*The request*. From the entries below, please gather each line containing the string "diag".

*Source data*.
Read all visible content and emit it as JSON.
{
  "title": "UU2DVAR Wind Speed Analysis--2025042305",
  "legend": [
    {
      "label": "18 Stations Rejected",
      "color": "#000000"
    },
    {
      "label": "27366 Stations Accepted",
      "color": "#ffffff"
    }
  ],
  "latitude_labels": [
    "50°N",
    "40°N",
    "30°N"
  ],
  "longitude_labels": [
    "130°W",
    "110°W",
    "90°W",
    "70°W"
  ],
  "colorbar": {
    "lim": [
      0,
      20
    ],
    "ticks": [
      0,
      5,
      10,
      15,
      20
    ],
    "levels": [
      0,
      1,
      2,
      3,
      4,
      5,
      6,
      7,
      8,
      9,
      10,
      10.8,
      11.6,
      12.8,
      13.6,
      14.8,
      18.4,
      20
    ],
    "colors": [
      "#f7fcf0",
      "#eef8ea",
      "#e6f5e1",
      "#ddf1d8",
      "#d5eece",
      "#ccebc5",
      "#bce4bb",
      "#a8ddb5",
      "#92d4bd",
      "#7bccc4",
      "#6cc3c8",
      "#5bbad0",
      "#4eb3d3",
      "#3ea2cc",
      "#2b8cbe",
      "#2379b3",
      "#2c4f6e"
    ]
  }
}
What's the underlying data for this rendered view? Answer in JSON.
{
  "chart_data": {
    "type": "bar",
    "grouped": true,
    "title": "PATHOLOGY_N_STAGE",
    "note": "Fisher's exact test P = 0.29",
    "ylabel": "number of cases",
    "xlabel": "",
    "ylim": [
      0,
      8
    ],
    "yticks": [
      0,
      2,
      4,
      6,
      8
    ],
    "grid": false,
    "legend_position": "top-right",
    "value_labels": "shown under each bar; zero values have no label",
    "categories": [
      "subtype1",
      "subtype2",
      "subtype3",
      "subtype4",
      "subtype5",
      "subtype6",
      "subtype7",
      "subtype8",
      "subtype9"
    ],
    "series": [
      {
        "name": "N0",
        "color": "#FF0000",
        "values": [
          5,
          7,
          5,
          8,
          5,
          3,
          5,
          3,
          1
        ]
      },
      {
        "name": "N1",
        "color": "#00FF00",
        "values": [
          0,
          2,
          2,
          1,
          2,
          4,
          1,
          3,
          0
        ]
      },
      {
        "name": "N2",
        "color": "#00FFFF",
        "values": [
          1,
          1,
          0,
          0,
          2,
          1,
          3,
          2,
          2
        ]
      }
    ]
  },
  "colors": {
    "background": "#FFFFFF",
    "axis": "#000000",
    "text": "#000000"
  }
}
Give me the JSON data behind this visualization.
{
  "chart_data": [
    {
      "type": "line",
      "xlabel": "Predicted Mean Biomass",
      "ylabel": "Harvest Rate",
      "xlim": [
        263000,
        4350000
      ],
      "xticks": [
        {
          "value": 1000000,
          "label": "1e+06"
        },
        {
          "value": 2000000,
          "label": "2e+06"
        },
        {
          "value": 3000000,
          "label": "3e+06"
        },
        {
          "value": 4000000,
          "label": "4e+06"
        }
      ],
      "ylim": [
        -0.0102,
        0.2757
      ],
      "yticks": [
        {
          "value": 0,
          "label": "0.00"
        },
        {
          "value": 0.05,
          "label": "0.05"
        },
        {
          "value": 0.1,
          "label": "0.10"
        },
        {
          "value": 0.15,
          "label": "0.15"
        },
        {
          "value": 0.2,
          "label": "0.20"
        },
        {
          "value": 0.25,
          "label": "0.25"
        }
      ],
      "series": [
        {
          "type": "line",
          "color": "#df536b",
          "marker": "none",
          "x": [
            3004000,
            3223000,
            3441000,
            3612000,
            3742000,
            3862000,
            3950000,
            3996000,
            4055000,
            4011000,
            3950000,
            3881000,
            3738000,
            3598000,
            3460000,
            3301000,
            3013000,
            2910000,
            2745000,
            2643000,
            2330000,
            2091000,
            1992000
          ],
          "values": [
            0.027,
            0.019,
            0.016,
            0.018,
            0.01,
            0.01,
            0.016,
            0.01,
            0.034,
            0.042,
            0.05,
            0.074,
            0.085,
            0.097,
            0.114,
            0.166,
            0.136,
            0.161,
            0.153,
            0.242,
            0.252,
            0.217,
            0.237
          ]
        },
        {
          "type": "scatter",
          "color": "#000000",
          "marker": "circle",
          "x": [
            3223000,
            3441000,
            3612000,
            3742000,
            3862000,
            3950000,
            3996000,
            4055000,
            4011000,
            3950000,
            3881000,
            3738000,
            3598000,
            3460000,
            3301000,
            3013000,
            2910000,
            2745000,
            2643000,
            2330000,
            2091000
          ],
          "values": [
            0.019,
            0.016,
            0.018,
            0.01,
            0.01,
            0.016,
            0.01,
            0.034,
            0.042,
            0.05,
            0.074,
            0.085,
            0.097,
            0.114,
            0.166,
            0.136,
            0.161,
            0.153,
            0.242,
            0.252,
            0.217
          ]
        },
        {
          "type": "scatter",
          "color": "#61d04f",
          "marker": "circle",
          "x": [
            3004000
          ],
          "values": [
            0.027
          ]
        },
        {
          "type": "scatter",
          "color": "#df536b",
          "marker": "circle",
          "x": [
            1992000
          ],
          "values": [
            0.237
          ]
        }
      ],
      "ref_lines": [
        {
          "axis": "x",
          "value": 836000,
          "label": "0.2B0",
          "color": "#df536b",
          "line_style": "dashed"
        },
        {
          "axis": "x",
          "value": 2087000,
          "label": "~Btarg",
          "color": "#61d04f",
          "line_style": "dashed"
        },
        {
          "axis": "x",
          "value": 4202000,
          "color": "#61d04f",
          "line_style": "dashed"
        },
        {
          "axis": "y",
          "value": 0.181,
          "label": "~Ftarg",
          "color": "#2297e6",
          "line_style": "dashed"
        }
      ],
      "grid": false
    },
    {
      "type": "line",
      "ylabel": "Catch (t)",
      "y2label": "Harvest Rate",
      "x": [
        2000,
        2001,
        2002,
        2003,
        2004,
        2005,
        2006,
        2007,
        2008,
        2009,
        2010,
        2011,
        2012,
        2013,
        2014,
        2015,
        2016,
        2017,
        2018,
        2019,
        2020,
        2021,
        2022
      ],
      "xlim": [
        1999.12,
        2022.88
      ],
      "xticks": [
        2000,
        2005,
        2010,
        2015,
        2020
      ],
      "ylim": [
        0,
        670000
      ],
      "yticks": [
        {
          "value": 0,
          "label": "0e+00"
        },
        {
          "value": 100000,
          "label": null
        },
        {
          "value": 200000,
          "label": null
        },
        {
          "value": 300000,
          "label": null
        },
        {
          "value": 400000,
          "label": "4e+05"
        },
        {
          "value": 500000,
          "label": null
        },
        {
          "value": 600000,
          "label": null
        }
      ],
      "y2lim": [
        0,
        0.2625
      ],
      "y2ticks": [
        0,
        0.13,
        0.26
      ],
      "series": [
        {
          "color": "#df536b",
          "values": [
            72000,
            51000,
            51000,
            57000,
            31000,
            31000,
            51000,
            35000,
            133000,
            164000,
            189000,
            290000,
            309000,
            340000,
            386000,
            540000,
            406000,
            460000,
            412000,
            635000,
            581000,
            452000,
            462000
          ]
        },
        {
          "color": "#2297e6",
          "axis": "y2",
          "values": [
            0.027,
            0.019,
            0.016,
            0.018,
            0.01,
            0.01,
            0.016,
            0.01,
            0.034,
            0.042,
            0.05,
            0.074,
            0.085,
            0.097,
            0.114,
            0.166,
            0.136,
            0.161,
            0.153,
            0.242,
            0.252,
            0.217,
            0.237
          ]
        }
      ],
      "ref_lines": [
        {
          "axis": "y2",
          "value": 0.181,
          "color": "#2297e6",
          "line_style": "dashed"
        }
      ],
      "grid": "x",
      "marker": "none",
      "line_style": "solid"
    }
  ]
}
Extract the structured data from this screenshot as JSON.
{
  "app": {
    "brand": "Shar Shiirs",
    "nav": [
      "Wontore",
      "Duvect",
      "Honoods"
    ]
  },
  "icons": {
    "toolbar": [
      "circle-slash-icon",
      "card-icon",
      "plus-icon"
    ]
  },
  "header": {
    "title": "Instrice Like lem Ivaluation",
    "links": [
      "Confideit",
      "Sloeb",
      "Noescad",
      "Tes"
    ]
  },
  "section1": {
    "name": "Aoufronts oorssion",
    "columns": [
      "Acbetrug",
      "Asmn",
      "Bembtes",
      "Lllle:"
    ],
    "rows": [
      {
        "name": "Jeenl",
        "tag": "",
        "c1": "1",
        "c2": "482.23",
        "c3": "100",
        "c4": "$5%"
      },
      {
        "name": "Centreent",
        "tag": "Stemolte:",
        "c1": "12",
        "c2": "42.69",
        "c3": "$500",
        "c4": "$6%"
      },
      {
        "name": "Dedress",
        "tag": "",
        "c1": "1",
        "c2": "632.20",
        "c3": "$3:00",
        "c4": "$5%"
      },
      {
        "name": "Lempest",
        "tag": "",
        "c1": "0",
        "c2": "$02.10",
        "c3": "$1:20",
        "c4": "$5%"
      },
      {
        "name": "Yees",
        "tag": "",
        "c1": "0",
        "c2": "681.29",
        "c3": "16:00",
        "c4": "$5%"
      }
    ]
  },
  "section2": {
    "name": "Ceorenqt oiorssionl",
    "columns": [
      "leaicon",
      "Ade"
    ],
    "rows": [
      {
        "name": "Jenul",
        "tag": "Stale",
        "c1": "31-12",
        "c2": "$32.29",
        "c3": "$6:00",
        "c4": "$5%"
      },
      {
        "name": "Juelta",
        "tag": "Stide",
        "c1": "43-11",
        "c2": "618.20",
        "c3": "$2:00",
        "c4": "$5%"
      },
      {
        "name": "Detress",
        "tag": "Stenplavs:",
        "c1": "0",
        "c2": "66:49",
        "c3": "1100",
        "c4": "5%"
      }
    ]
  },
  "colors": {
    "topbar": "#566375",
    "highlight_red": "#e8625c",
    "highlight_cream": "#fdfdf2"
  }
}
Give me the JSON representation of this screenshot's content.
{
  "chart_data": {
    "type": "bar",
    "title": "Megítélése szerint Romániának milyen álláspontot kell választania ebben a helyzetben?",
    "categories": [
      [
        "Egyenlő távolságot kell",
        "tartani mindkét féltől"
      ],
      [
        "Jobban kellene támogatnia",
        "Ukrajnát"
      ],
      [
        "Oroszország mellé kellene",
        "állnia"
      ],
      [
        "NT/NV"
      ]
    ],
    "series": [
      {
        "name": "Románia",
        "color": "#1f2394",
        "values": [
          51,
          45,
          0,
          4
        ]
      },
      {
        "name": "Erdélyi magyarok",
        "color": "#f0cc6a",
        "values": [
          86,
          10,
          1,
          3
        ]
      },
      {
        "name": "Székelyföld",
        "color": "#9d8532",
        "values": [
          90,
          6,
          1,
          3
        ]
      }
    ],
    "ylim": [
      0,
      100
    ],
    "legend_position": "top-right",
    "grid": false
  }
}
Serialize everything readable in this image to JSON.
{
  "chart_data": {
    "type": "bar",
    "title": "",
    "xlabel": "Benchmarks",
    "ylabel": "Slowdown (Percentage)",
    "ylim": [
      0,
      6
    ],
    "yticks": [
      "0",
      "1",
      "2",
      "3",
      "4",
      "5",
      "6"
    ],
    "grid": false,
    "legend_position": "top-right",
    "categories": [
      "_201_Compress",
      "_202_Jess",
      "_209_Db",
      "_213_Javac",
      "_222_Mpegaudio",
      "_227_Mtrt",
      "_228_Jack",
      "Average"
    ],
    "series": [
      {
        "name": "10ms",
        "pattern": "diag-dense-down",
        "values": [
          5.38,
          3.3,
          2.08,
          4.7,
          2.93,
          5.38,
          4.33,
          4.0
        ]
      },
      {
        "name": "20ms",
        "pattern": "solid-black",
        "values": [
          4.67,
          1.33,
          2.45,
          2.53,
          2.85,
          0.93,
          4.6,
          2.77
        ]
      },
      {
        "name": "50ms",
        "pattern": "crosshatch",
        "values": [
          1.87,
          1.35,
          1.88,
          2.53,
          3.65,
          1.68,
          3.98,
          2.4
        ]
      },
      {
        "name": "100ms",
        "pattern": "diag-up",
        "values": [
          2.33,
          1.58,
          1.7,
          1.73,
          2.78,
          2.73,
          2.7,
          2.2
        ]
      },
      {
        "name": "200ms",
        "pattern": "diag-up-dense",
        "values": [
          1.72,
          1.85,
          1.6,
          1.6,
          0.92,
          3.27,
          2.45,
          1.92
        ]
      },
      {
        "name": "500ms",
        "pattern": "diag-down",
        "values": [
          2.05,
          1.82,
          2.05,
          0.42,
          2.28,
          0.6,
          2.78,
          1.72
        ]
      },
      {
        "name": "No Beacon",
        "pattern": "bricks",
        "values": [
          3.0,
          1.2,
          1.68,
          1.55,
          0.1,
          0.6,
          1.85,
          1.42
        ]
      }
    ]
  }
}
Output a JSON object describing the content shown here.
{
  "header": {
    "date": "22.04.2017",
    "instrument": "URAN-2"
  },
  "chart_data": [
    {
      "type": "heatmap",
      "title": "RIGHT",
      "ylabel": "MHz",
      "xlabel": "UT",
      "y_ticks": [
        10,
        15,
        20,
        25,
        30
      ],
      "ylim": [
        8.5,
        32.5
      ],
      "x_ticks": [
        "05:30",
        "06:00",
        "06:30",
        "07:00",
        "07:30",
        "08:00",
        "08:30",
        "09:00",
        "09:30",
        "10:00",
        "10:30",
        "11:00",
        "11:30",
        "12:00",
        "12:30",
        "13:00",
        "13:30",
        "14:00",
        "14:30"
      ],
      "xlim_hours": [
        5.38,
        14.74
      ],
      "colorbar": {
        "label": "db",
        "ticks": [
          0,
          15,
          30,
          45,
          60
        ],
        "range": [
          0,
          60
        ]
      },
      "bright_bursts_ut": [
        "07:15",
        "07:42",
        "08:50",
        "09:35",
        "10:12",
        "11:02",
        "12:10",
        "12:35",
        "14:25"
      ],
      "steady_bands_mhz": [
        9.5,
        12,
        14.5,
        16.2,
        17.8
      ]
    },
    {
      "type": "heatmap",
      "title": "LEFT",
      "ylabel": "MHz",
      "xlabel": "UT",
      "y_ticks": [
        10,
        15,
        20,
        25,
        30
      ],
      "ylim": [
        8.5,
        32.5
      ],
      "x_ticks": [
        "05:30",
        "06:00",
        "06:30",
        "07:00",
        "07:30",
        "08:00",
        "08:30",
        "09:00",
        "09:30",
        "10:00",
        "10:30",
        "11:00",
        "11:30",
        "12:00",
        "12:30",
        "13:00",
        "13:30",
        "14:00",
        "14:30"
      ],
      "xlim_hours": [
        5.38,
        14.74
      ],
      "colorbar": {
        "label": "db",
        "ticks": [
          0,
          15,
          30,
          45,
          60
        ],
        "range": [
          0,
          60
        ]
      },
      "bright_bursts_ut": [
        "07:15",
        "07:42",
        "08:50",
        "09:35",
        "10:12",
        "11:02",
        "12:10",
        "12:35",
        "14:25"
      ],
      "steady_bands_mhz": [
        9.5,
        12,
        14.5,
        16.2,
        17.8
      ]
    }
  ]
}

*Task result*.
        "pattern": "diag-dense-down",
        "pattern": "diag-up",
        "pattern": "diag-up-dense",
        "pattern": "diag-down",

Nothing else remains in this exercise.